**BRIEF:** Edit each of the following items so that "elements" becomes "objects" wherever it appears, and leave all other text unchanged.

**INFORMATION GIVEN:**
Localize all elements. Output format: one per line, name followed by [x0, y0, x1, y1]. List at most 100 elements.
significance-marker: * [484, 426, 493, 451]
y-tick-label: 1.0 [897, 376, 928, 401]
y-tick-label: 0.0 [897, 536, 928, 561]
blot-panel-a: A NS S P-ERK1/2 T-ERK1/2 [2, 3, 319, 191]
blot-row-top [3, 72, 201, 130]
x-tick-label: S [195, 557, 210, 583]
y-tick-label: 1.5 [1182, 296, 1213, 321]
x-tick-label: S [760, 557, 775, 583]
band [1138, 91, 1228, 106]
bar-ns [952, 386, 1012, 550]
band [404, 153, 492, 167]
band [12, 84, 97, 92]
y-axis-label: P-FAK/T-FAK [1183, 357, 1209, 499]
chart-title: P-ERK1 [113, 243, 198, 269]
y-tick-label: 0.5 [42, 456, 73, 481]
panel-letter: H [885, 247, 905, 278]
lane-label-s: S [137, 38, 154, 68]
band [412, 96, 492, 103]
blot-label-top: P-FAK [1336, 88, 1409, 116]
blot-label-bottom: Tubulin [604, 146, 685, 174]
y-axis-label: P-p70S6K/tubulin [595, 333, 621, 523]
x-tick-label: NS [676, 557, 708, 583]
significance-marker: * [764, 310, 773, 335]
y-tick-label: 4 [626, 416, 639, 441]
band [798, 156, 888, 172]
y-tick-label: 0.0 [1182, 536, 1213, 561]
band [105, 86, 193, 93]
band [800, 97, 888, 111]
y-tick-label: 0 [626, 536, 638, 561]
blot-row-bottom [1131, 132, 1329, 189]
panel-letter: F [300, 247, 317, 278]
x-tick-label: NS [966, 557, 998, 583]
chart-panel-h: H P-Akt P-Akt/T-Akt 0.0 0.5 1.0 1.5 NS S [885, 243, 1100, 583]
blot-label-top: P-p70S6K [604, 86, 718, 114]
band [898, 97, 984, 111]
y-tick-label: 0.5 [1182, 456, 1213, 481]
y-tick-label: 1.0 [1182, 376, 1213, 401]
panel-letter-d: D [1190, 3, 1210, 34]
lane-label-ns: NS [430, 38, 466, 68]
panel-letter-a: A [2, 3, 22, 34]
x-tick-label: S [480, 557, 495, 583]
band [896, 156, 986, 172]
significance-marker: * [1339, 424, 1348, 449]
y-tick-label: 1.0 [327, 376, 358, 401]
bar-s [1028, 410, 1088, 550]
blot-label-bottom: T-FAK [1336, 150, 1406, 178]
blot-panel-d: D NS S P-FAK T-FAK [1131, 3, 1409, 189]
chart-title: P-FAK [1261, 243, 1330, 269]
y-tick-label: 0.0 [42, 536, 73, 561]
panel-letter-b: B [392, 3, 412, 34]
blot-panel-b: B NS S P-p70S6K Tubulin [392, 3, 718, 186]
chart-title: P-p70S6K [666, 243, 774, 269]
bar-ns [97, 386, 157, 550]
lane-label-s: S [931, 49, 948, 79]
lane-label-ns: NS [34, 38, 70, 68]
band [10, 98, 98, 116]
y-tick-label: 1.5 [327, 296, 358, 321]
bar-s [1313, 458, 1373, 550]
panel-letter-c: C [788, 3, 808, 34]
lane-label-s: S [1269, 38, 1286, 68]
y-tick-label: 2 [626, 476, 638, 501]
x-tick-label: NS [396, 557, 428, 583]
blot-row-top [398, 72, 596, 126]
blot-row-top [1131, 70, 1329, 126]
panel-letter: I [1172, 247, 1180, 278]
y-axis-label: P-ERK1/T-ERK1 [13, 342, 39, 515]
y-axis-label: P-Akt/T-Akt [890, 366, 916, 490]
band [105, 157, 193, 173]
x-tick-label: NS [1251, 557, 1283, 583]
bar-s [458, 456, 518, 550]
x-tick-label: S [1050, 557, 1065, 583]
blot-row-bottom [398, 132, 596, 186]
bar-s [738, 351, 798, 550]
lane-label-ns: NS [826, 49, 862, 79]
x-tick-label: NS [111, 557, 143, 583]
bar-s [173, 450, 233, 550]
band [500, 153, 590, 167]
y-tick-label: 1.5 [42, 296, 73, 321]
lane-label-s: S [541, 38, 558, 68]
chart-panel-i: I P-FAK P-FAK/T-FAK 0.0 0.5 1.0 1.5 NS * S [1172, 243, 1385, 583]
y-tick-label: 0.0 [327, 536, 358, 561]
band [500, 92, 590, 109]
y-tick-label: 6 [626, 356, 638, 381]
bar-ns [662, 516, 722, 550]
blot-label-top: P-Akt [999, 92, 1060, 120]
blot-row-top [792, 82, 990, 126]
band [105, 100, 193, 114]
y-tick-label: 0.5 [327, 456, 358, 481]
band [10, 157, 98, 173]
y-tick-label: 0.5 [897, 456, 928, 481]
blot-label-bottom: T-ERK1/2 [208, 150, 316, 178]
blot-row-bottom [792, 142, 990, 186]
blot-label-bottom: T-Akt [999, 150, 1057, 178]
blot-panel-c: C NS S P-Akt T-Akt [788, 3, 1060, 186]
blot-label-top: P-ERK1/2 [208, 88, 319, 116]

**SOLUTION FOR THIS EXERCISE:**
Localize all objects. Output format: one per line, name followed by [x0, y0, x1, y1]. List at most 100 objects.
significance-marker: * [484, 426, 493, 451]
y-tick-label: 1.0 [897, 376, 928, 401]
y-tick-label: 0.0 [897, 536, 928, 561]
blot-panel-a: A NS S P-ERK1/2 T-ERK1/2 [2, 3, 319, 191]
blot-row-top [3, 72, 201, 130]
x-tick-label: S [195, 557, 210, 583]
y-tick-label: 1.5 [1182, 296, 1213, 321]
x-tick-label: S [760, 557, 775, 583]
band [1138, 91, 1228, 106]
bar-ns [952, 386, 1012, 550]
band [404, 153, 492, 167]
band [12, 84, 97, 92]
y-axis-label: P-FAK/T-FAK [1183, 357, 1209, 499]
chart-title: P-ERK1 [113, 243, 198, 269]
y-tick-label: 0.5 [42, 456, 73, 481]
panel-letter: H [885, 247, 905, 278]
lane-label-s: S [137, 38, 154, 68]
band [412, 96, 492, 103]
blot-label-top: P-FAK [1336, 88, 1409, 116]
blot-label-bottom: Tubulin [604, 146, 685, 174]
y-axis-label: P-p70S6K/tubulin [595, 333, 621, 523]
x-tick-label: NS [676, 557, 708, 583]
significance-marker: * [764, 310, 773, 335]
y-tick-label: 4 [626, 416, 639, 441]
band [798, 156, 888, 172]
y-tick-label: 0.0 [1182, 536, 1213, 561]
band [105, 86, 193, 93]
band [800, 97, 888, 111]
y-tick-label: 0 [626, 536, 638, 561]
blot-row-bottom [1131, 132, 1329, 189]
panel-letter: F [300, 247, 317, 278]
x-tick-label: NS [966, 557, 998, 583]
chart-panel-h: H P-Akt P-Akt/T-Akt 0.0 0.5 1.0 1.5 NS S [885, 243, 1100, 583]
blot-label-top: P-p70S6K [604, 86, 718, 114]
band [898, 97, 984, 111]
y-tick-label: 0.5 [1182, 456, 1213, 481]
y-tick-label: 1.0 [1182, 376, 1213, 401]
panel-letter-d: D [1190, 3, 1210, 34]
lane-label-ns: NS [430, 38, 466, 68]
panel-letter-a: A [2, 3, 22, 34]
x-tick-label: S [480, 557, 495, 583]
band [896, 156, 986, 172]
significance-marker: * [1339, 424, 1348, 449]
y-tick-label: 1.0 [327, 376, 358, 401]
bar-s [1028, 410, 1088, 550]
blot-label-bottom: T-FAK [1336, 150, 1406, 178]
blot-panel-d: D NS S P-FAK T-FAK [1131, 3, 1409, 189]
chart-title: P-FAK [1261, 243, 1330, 269]
y-tick-label: 0.0 [42, 536, 73, 561]
panel-letter-b: B [392, 3, 412, 34]
blot-panel-b: B NS S P-p70S6K Tubulin [392, 3, 718, 186]
chart-title: P-p70S6K [666, 243, 774, 269]
bar-ns [97, 386, 157, 550]
lane-label-s: S [931, 49, 948, 79]
lane-label-ns: NS [34, 38, 70, 68]
band [10, 98, 98, 116]
y-tick-label: 1.5 [327, 296, 358, 321]
bar-s [1313, 458, 1373, 550]
panel-letter-c: C [788, 3, 808, 34]
lane-label-s: S [1269, 38, 1286, 68]
y-tick-label: 2 [626, 476, 638, 501]
x-tick-label: NS [396, 557, 428, 583]
blot-row-top [398, 72, 596, 126]
blot-row-top [1131, 70, 1329, 126]
panel-letter: I [1172, 247, 1180, 278]
y-axis-label: P-ERK1/T-ERK1 [13, 342, 39, 515]
y-axis-label: P-Akt/T-Akt [890, 366, 916, 490]
band [105, 157, 193, 173]
x-tick-label: NS [1251, 557, 1283, 583]
bar-s [458, 456, 518, 550]
x-tick-label: S [1050, 557, 1065, 583]
blot-row-bottom [398, 132, 596, 186]
bar-s [738, 351, 798, 550]
lane-label-ns: NS [826, 49, 862, 79]
x-tick-label: NS [111, 557, 143, 583]
bar-s [173, 450, 233, 550]
band [500, 153, 590, 167]
y-tick-label: 1.5 [42, 296, 73, 321]
lane-label-s: S [541, 38, 558, 68]
chart-panel-i: I P-FAK P-FAK/T-FAK 0.0 0.5 1.0 1.5 NS * S [1172, 243, 1385, 583]
y-tick-label: 0.0 [327, 536, 358, 561]
band [500, 92, 590, 109]
y-tick-label: 6 [626, 356, 638, 381]
bar-ns [662, 516, 722, 550]
blot-label-top: P-Akt [999, 92, 1060, 120]
blot-row-top [792, 82, 990, 126]
band [105, 100, 193, 114]
y-tick-label: 0.5 [327, 456, 358, 481]
band [10, 157, 98, 173]
y-tick-label: 0.5 [897, 456, 928, 481]
blot-label-bottom: T-ERK1/2 [208, 150, 316, 178]
blot-row-bottom [792, 142, 990, 186]
blot-label-bottom: T-Akt [999, 150, 1057, 178]
blot-panel-c: C NS S P-Akt T-Akt [788, 3, 1060, 186]
blot-label-top: P-ERK1/2 [208, 88, 319, 116]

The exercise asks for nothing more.